▶ _DATA ENTRIES_:
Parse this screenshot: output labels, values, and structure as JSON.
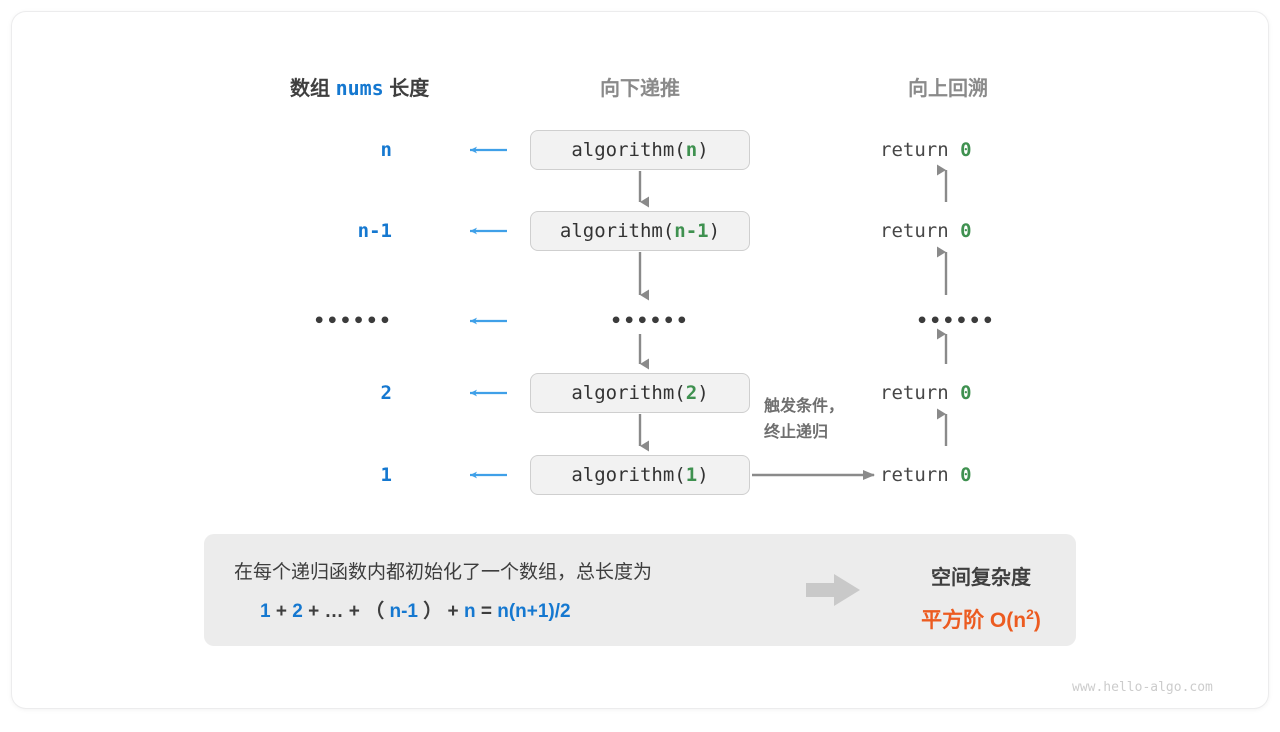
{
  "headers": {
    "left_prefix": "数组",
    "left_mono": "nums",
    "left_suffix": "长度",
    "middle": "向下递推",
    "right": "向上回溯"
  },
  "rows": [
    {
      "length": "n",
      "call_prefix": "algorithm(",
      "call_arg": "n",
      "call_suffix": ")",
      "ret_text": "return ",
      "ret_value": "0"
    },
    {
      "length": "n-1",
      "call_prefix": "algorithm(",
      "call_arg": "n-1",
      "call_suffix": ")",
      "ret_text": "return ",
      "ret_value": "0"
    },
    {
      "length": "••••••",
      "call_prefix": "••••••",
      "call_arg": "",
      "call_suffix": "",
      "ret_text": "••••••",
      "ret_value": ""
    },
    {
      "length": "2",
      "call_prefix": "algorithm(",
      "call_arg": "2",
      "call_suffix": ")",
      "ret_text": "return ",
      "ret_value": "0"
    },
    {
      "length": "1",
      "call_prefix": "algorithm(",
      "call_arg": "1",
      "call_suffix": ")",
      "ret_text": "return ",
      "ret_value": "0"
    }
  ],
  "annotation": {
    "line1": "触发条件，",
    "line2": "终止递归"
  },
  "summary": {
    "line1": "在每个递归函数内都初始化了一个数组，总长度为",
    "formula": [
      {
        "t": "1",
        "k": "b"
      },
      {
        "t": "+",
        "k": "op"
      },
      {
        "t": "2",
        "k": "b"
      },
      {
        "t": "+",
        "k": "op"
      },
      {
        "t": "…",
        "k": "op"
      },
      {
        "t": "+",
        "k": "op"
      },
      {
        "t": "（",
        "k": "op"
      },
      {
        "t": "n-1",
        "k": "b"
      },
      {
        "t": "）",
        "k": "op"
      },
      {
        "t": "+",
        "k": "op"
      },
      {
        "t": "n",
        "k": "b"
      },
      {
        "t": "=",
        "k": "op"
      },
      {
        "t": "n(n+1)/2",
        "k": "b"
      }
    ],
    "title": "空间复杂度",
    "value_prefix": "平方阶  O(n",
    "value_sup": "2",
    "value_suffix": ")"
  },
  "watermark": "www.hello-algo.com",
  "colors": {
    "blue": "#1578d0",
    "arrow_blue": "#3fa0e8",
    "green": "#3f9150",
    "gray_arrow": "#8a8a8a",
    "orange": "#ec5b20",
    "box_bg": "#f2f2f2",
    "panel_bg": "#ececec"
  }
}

▶ _THE EXERCISE_: Return all lines containing the word "length".

▶ _SOLUTION BELOW_:
      "length": "n",
      "length": "n-1",
      "length": "••••••",
      "length": "2",
      "length": "1",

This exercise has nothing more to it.